→ **TASK DIRECTIONS**
Report, word for word, every line of the material that contains "marker".

[Records excerpted from a collection]
┄┄┄┄┄┄

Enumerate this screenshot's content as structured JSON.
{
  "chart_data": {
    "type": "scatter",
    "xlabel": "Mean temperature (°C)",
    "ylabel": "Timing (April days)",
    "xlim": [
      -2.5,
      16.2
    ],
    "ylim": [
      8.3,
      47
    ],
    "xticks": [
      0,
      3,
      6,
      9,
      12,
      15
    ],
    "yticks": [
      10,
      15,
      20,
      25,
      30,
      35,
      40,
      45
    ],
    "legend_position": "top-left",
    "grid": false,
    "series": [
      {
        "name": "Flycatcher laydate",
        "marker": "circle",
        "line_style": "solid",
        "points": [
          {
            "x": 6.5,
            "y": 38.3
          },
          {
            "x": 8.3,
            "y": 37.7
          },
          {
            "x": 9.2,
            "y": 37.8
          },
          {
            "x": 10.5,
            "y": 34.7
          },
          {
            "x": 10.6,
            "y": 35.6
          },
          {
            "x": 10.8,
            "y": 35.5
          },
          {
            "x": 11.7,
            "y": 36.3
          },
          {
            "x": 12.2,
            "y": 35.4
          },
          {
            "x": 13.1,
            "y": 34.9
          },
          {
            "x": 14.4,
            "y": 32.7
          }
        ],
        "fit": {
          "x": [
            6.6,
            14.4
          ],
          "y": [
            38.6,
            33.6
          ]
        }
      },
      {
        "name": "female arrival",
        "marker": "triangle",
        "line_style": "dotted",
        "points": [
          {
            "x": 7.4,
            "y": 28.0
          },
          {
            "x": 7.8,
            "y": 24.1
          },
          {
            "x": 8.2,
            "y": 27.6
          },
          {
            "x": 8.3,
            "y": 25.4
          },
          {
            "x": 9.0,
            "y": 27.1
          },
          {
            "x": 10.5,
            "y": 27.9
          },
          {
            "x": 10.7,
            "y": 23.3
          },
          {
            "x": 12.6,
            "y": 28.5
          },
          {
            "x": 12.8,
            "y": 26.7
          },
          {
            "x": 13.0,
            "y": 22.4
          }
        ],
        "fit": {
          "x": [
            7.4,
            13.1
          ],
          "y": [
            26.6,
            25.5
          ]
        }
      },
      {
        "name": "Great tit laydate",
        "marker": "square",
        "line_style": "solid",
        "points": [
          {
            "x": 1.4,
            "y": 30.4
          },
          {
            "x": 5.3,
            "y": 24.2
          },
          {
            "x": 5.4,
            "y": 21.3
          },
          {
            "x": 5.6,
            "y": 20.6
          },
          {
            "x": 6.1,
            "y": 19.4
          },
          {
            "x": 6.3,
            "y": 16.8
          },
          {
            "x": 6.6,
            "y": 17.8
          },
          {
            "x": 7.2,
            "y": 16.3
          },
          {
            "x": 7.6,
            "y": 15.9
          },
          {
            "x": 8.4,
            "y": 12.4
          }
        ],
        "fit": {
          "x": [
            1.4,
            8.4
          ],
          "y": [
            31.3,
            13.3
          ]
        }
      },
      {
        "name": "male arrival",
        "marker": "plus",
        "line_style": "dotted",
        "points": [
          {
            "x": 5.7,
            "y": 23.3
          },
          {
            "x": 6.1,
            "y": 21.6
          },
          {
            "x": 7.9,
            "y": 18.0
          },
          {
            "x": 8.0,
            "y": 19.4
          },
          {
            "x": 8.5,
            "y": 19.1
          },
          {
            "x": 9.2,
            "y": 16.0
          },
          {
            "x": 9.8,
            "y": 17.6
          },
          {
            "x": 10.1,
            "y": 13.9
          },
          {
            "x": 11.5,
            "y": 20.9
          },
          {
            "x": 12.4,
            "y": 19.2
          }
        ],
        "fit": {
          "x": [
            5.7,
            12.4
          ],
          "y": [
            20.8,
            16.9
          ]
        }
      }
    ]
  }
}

┄┄┄┄┄┄

→ **TASK SOLUTION**
        "marker": "circle",
        "marker": "triangle",
        "marker": "square",
        "marker": "plus",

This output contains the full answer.